Set problem –
Output every line of the material exactly, omitting images.

Records that describe figures –
= = =

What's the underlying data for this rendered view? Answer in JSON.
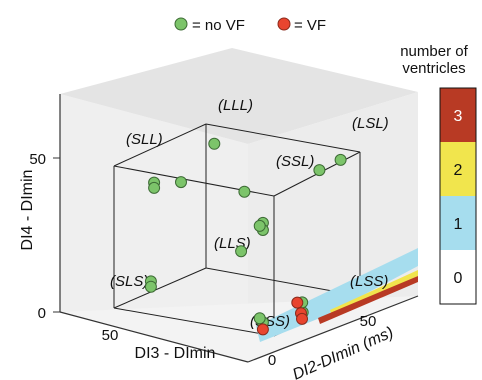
{
  "chart_data": {
    "type": "scatter",
    "projection": "3d-cube",
    "legend": {
      "placement": "top-center",
      "entries": [
        {
          "name": "= no VF",
          "color": "#7cc46a"
        },
        {
          "name": "= VF",
          "color": "#e8452f"
        }
      ]
    },
    "axes": {
      "x": {
        "label": "DI3 - DImin",
        "ticks": [
          "0",
          "50"
        ],
        "range": [
          0,
          100
        ]
      },
      "y": {
        "label": "DI2-DImin (ms)",
        "ticks": [
          "0",
          "50"
        ],
        "range": [
          0,
          100
        ]
      },
      "z": {
        "label": "DI4 - DImin",
        "ticks": [
          "0",
          "50"
        ],
        "range": [
          0,
          80
        ]
      }
    },
    "colorbar": {
      "title_line1": "number of",
      "title_line2": "ventricles",
      "levels": [
        {
          "label": "3",
          "color": "#b83a24"
        },
        {
          "label": "2",
          "color": "#f1e54d"
        },
        {
          "label": "1",
          "color": "#a6ddee"
        },
        {
          "label": "0",
          "color": "#ffffff"
        }
      ]
    },
    "corner_labels": [
      "(SLL)",
      "(LLL)",
      "(SSL)",
      "(LSL)",
      "(SLS)",
      "(LLS)",
      "(SSS)",
      "(LSS)"
    ],
    "points_no_vf": [
      {
        "x": 8,
        "y": 2,
        "z": 62
      },
      {
        "x": 8,
        "y": 2,
        "z": 58
      },
      {
        "x": 10,
        "y": 2,
        "z": 60
      },
      {
        "x": 76,
        "y": 2,
        "z": 74
      },
      {
        "x": 76,
        "y": 2,
        "z": 71
      },
      {
        "x": 40,
        "y": 40,
        "z": 66
      },
      {
        "x": 20,
        "y": 90,
        "z": 70
      },
      {
        "x": 85,
        "y": 50,
        "z": 62
      },
      {
        "x": 10,
        "y": 96,
        "z": 76
      },
      {
        "x": 90,
        "y": 98,
        "z": 72
      },
      {
        "x": 8,
        "y": 2,
        "z": 6
      },
      {
        "x": 10,
        "y": 2,
        "z": 8
      },
      {
        "x": 78,
        "y": 2,
        "z": 18
      },
      {
        "x": 78,
        "y": 2,
        "z": 15
      },
      {
        "x": 70,
        "y": 92,
        "z": 16
      },
      {
        "x": 10,
        "y": 52,
        "z": 0
      },
      {
        "x": 20,
        "y": 70,
        "z": 0
      }
    ],
    "points_vf": [
      {
        "x": 8,
        "y": 2,
        "z": 2
      },
      {
        "x": 10,
        "y": 50,
        "z": 0
      },
      {
        "x": 22,
        "y": 68,
        "z": 0
      },
      {
        "x": 4,
        "y": 40,
        "z": 0
      }
    ]
  }
}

= = =

Worked solution –
What's the underlying data for this rendered view? Answer in JSON.
{
  "chart_data": {
    "type": "scatter",
    "projection": "3d-cube",
    "legend": {
      "placement": "top-center",
      "entries": [
        {
          "name": "= no VF",
          "color": "#7cc46a"
        },
        {
          "name": "= VF",
          "color": "#e8452f"
        }
      ]
    },
    "axes": {
      "x": {
        "label": "DI3 - DImin",
        "ticks": [
          "0",
          "50"
        ],
        "range": [
          0,
          100
        ]
      },
      "y": {
        "label": "DI2-DImin (ms)",
        "ticks": [
          "0",
          "50"
        ],
        "range": [
          0,
          100
        ]
      },
      "z": {
        "label": "DI4 - DImin",
        "ticks": [
          "0",
          "50"
        ],
        "range": [
          0,
          80
        ]
      }
    },
    "colorbar": {
      "title_line1": "number of",
      "title_line2": "ventricles",
      "levels": [
        {
          "label": "3",
          "color": "#b83a24"
        },
        {
          "label": "2",
          "color": "#f1e54d"
        },
        {
          "label": "1",
          "color": "#a6ddee"
        },
        {
          "label": "0",
          "color": "#ffffff"
        }
      ]
    },
    "corner_labels": [
      "(SLL)",
      "(LLL)",
      "(SSL)",
      "(LSL)",
      "(SLS)",
      "(LLS)",
      "(SSS)",
      "(LSS)"
    ],
    "points_no_vf": [
      {
        "x": 8,
        "y": 2,
        "z": 62
      },
      {
        "x": 8,
        "y": 2,
        "z": 58
      },
      {
        "x": 10,
        "y": 2,
        "z": 60
      },
      {
        "x": 76,
        "y": 2,
        "z": 74
      },
      {
        "x": 76,
        "y": 2,
        "z": 71
      },
      {
        "x": 40,
        "y": 40,
        "z": 66
      },
      {
        "x": 20,
        "y": 90,
        "z": 70
      },
      {
        "x": 85,
        "y": 50,
        "z": 62
      },
      {
        "x": 10,
        "y": 96,
        "z": 76
      },
      {
        "x": 90,
        "y": 98,
        "z": 72
      },
      {
        "x": 8,
        "y": 2,
        "z": 6
      },
      {
        "x": 10,
        "y": 2,
        "z": 8
      },
      {
        "x": 78,
        "y": 2,
        "z": 18
      },
      {
        "x": 78,
        "y": 2,
        "z": 15
      },
      {
        "x": 70,
        "y": 92,
        "z": 16
      },
      {
        "x": 10,
        "y": 52,
        "z": 0
      },
      {
        "x": 20,
        "y": 70,
        "z": 0
      }
    ],
    "points_vf": [
      {
        "x": 8,
        "y": 2,
        "z": 2
      },
      {
        "x": 10,
        "y": 50,
        "z": 0
      },
      {
        "x": 22,
        "y": 68,
        "z": 0
      },
      {
        "x": 4,
        "y": 40,
        "z": 0
      }
    ]
  }
}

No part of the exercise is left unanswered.